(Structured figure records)

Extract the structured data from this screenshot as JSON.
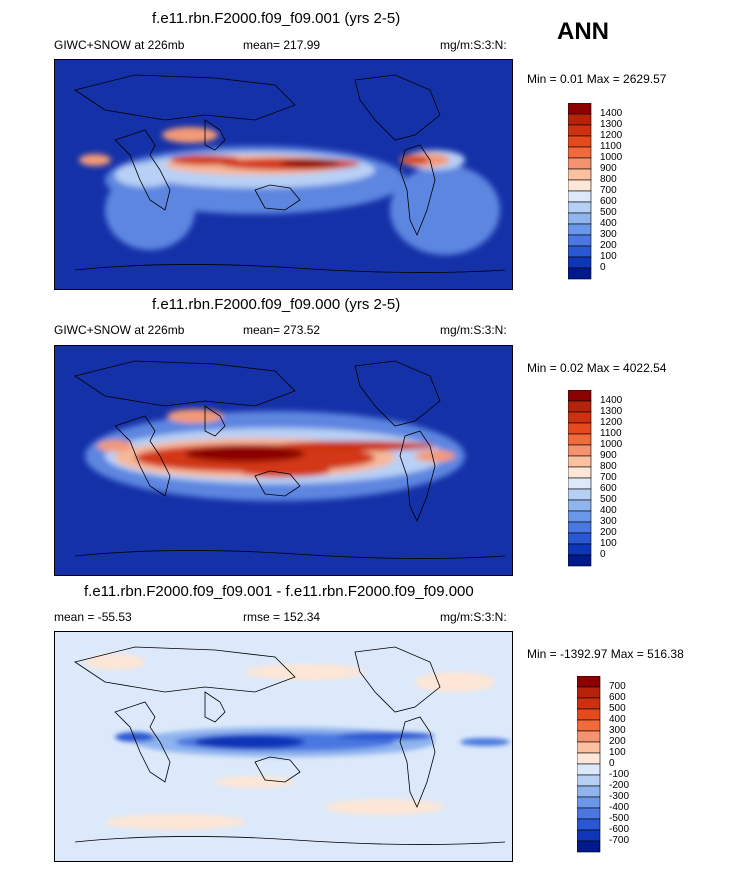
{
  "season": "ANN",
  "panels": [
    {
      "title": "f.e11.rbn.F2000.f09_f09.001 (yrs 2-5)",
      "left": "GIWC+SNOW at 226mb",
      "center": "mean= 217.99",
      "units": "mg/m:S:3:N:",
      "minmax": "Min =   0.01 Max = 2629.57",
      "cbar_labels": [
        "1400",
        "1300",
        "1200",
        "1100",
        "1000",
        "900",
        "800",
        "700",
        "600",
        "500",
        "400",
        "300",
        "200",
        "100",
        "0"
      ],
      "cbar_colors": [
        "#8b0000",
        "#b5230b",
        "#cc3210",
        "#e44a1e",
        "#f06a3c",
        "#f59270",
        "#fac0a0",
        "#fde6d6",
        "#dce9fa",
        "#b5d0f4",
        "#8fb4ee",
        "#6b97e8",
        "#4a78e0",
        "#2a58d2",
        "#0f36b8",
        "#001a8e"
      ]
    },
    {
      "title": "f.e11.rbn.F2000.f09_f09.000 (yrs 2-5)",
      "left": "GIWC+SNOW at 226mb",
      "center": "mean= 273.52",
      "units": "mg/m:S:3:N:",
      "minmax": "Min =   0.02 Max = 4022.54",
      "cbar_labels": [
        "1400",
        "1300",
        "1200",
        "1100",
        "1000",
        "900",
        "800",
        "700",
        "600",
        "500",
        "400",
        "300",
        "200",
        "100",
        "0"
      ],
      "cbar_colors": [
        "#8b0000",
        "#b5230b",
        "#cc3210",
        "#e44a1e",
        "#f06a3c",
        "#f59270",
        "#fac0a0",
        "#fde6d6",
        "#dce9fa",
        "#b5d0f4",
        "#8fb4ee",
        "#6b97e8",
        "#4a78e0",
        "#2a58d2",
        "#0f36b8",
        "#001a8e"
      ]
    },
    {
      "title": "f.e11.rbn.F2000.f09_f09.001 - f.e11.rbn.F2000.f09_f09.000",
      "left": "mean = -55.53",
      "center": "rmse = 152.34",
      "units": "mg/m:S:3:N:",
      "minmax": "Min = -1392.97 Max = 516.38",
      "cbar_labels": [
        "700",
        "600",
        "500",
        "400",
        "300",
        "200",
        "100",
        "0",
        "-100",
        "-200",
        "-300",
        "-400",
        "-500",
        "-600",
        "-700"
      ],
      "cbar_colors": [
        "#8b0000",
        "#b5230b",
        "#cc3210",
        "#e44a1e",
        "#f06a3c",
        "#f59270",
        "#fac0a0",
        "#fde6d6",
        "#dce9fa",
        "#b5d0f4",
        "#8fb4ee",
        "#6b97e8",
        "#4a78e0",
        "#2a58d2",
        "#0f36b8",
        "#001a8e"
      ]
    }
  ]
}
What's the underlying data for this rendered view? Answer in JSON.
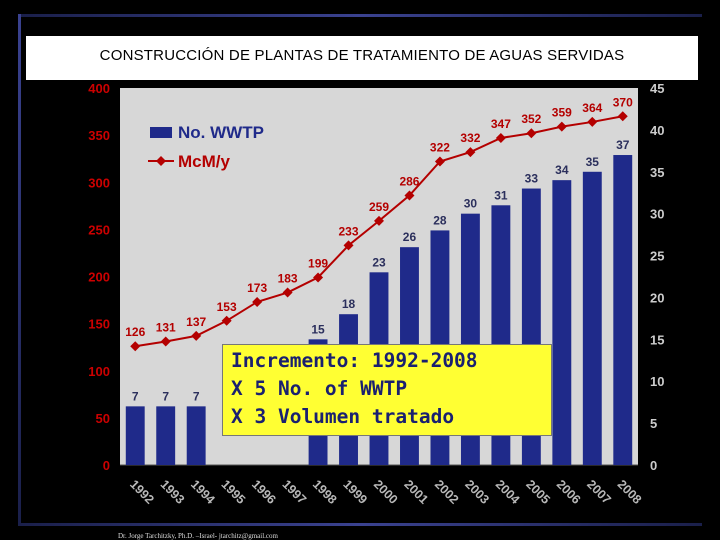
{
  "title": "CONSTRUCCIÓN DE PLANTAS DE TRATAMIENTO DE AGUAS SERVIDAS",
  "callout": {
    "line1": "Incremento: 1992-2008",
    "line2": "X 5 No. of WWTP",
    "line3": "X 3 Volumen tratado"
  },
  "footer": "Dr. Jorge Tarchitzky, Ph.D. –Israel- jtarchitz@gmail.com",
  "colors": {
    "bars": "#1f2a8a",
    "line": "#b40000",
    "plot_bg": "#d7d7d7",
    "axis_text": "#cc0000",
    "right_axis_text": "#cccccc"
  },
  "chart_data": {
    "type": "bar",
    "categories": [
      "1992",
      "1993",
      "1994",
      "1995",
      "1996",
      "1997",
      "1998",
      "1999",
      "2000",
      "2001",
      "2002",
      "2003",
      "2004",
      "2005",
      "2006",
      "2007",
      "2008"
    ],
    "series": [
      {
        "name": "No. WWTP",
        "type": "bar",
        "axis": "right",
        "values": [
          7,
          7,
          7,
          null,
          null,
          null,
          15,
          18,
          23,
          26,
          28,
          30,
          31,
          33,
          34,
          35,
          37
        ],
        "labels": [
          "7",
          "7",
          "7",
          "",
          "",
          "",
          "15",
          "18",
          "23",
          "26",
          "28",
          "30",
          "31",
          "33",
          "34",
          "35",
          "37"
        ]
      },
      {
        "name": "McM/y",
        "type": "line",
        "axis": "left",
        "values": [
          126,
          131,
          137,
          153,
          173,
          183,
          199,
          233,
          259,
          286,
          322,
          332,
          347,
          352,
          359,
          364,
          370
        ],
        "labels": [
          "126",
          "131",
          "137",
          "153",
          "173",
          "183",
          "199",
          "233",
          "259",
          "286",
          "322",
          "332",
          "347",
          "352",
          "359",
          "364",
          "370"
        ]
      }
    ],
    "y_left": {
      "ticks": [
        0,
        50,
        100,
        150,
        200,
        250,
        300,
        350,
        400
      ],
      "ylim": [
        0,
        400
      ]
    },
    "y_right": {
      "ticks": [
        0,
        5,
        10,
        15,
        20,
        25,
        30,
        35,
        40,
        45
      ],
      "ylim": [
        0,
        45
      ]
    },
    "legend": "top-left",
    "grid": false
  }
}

• **WRITTEN INSTRUCTION**:
Each entry must be retyped word for word, with every image omitted.

• **SOLUTION TO THIS PROBLEM**:
Extract the structured data from this screenshot as JSON.
{
  "season": "ANN",
  "panels": [
    {
      "title": "f.e11.rbn.F2000.f09_f09.001 (yrs 2-5)",
      "left": "GIWC+SNOW at 226mb",
      "center": "mean= 217.99",
      "units": "mg/m:S:3:N:",
      "minmax": "Min =   0.01 Max = 2629.57",
      "cbar_labels": [
        "1400",
        "1300",
        "1200",
        "1100",
        "1000",
        "900",
        "800",
        "700",
        "600",
        "500",
        "400",
        "300",
        "200",
        "100",
        "0"
      ],
      "cbar_colors": [
        "#8b0000",
        "#b5230b",
        "#cc3210",
        "#e44a1e",
        "#f06a3c",
        "#f59270",
        "#fac0a0",
        "#fde6d6",
        "#dce9fa",
        "#b5d0f4",
        "#8fb4ee",
        "#6b97e8",
        "#4a78e0",
        "#2a58d2",
        "#0f36b8",
        "#001a8e"
      ]
    },
    {
      "title": "f.e11.rbn.F2000.f09_f09.000 (yrs 2-5)",
      "left": "GIWC+SNOW at 226mb",
      "center": "mean= 273.52",
      "units": "mg/m:S:3:N:",
      "minmax": "Min =   0.02 Max = 4022.54",
      "cbar_labels": [
        "1400",
        "1300",
        "1200",
        "1100",
        "1000",
        "900",
        "800",
        "700",
        "600",
        "500",
        "400",
        "300",
        "200",
        "100",
        "0"
      ],
      "cbar_colors": [
        "#8b0000",
        "#b5230b",
        "#cc3210",
        "#e44a1e",
        "#f06a3c",
        "#f59270",
        "#fac0a0",
        "#fde6d6",
        "#dce9fa",
        "#b5d0f4",
        "#8fb4ee",
        "#6b97e8",
        "#4a78e0",
        "#2a58d2",
        "#0f36b8",
        "#001a8e"
      ]
    },
    {
      "title": "f.e11.rbn.F2000.f09_f09.001 - f.e11.rbn.F2000.f09_f09.000",
      "left": "mean = -55.53",
      "center": "rmse = 152.34",
      "units": "mg/m:S:3:N:",
      "minmax": "Min = -1392.97 Max = 516.38",
      "cbar_labels": [
        "700",
        "600",
        "500",
        "400",
        "300",
        "200",
        "100",
        "0",
        "-100",
        "-200",
        "-300",
        "-400",
        "-500",
        "-600",
        "-700"
      ],
      "cbar_colors": [
        "#8b0000",
        "#b5230b",
        "#cc3210",
        "#e44a1e",
        "#f06a3c",
        "#f59270",
        "#fac0a0",
        "#fde6d6",
        "#dce9fa",
        "#b5d0f4",
        "#8fb4ee",
        "#6b97e8",
        "#4a78e0",
        "#2a58d2",
        "#0f36b8",
        "#001a8e"
      ]
    }
  ]
}
What's the underlying data for this rendered view? Answer in JSON.
{
  "title": "CONSTRUCCIÓN DE PLANTAS DE TRATAMIENTO DE AGUAS SERVIDAS",
  "callout": {
    "line1": "Incremento: 1992-2008",
    "line2": "X 5 No. of WWTP",
    "line3": "X 3 Volumen tratado"
  },
  "footer": "Dr. Jorge Tarchitzky, Ph.D. –Israel- jtarchitz@gmail.com",
  "colors": {
    "bars": "#1f2a8a",
    "line": "#b40000",
    "plot_bg": "#d7d7d7",
    "axis_text": "#cc0000",
    "right_axis_text": "#cccccc"
  },
  "chart_data": {
    "type": "bar",
    "categories": [
      "1992",
      "1993",
      "1994",
      "1995",
      "1996",
      "1997",
      "1998",
      "1999",
      "2000",
      "2001",
      "2002",
      "2003",
      "2004",
      "2005",
      "2006",
      "2007",
      "2008"
    ],
    "series": [
      {
        "name": "No. WWTP",
        "type": "bar",
        "axis": "right",
        "values": [
          7,
          7,
          7,
          null,
          null,
          null,
          15,
          18,
          23,
          26,
          28,
          30,
          31,
          33,
          34,
          35,
          37
        ],
        "labels": [
          "7",
          "7",
          "7",
          "",
          "",
          "",
          "15",
          "18",
          "23",
          "26",
          "28",
          "30",
          "31",
          "33",
          "34",
          "35",
          "37"
        ]
      },
      {
        "name": "McM/y",
        "type": "line",
        "axis": "left",
        "values": [
          126,
          131,
          137,
          153,
          173,
          183,
          199,
          233,
          259,
          286,
          322,
          332,
          347,
          352,
          359,
          364,
          370
        ],
        "labels": [
          "126",
          "131",
          "137",
          "153",
          "173",
          "183",
          "199",
          "233",
          "259",
          "286",
          "322",
          "332",
          "347",
          "352",
          "359",
          "364",
          "370"
        ]
      }
    ],
    "y_left": {
      "ticks": [
        0,
        50,
        100,
        150,
        200,
        250,
        300,
        350,
        400
      ],
      "ylim": [
        0,
        400
      ]
    },
    "y_right": {
      "ticks": [
        0,
        5,
        10,
        15,
        20,
        25,
        30,
        35,
        40,
        45
      ],
      "ylim": [
        0,
        45
      ]
    },
    "legend": "top-left",
    "grid": false
  }
}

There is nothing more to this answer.